Extracted records

·····

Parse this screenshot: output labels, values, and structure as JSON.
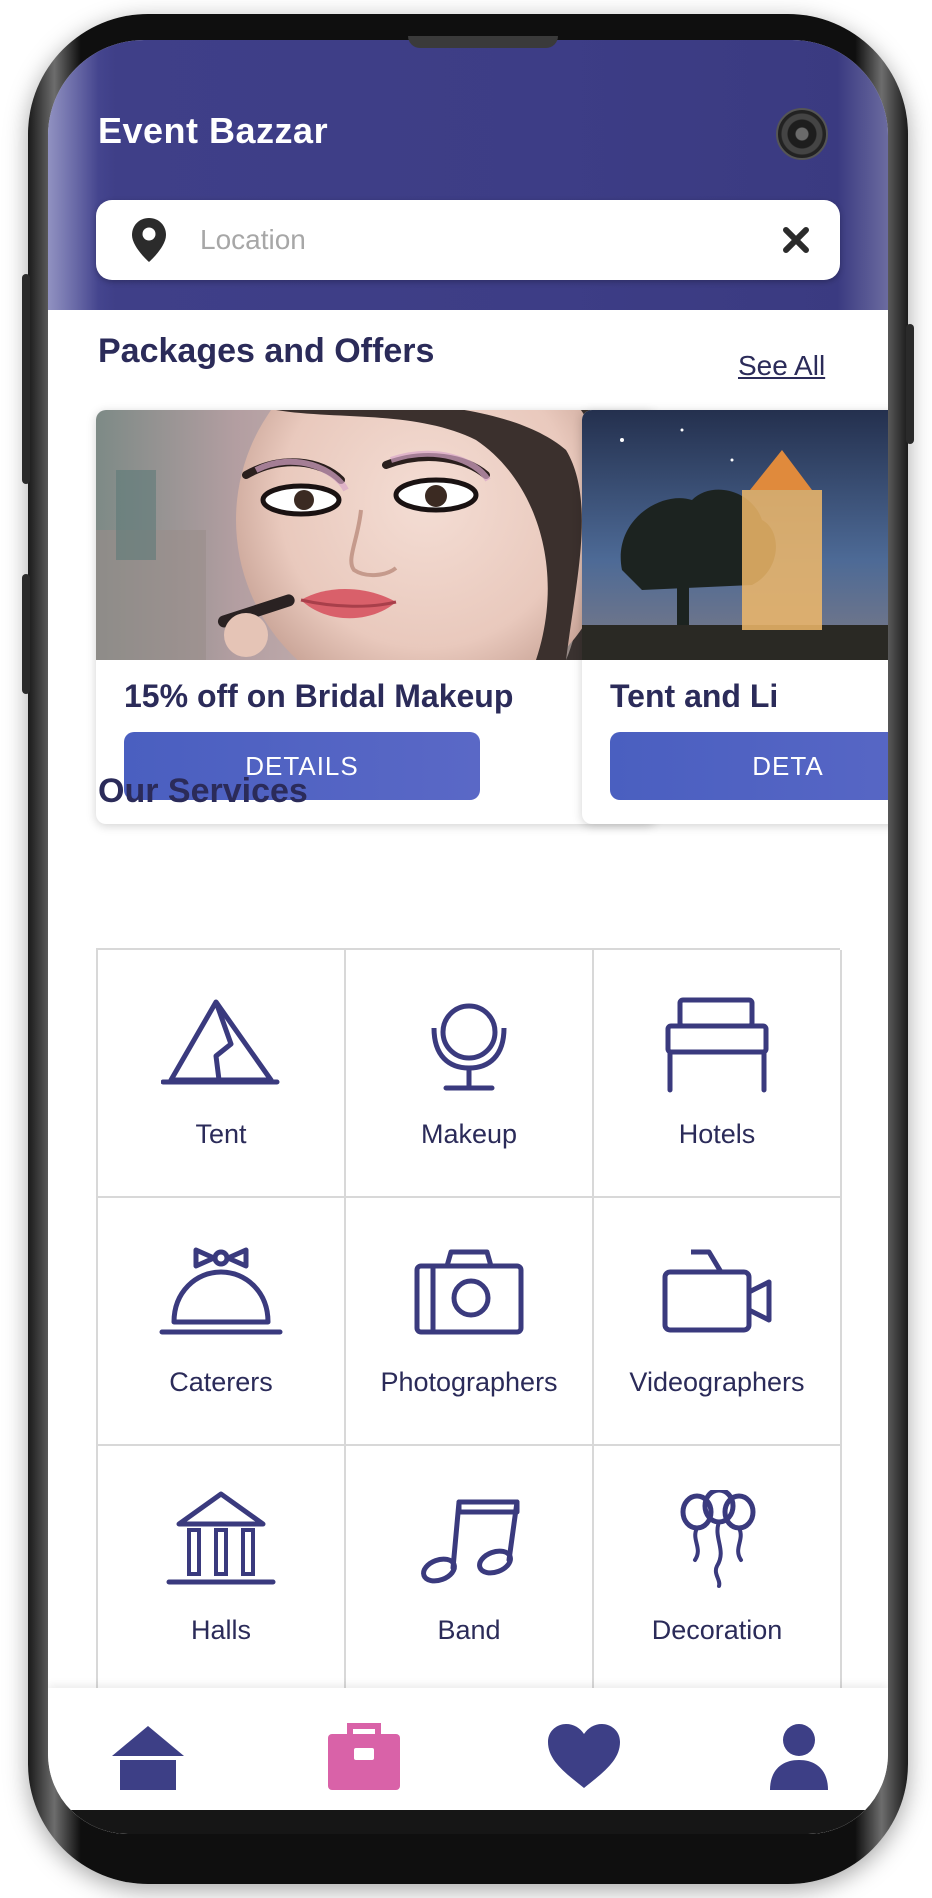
{
  "app": {
    "title": "Event Bazzar"
  },
  "search": {
    "placeholder": "Location",
    "value": ""
  },
  "packages": {
    "title": "Packages and Offers",
    "see_all_label": "See All",
    "cards": [
      {
        "title": "15% off on Bridal Makeup",
        "button_label": "DETAILS"
      },
      {
        "title": "Tent and Li",
        "button_label": "DETA"
      }
    ]
  },
  "services": {
    "title": "Our Services",
    "items": [
      {
        "label": "Tent",
        "icon": "tent-icon"
      },
      {
        "label": "Makeup",
        "icon": "mirror-icon"
      },
      {
        "label": "Hotels",
        "icon": "bed-icon"
      },
      {
        "label": "Caterers",
        "icon": "cloche-icon"
      },
      {
        "label": "Photographers",
        "icon": "camera-icon"
      },
      {
        "label": "Videographers",
        "icon": "video-camera-icon"
      },
      {
        "label": "Halls",
        "icon": "hall-icon"
      },
      {
        "label": "Band",
        "icon": "music-note-icon"
      },
      {
        "label": "Decoration",
        "icon": "balloons-icon"
      }
    ]
  },
  "bottom_nav": {
    "items": [
      {
        "icon": "home-icon",
        "active_color": "#3d3f86"
      },
      {
        "icon": "briefcase-icon",
        "active_color": "#d962a8"
      },
      {
        "icon": "heart-icon",
        "active_color": "#3d3f86"
      },
      {
        "icon": "user-icon",
        "active_color": "#3d3f86"
      }
    ]
  },
  "colors": {
    "primary": "#3d3f86",
    "accent": "#d962a8",
    "button": "#4a5fc0",
    "text_dark": "#2b2b59"
  }
}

·····

__Stated task__:
Copy out all lines that carry the word "camera".

__Answer to the exercise__:
        "icon": "camera-icon"
        "icon": "video-camera-icon"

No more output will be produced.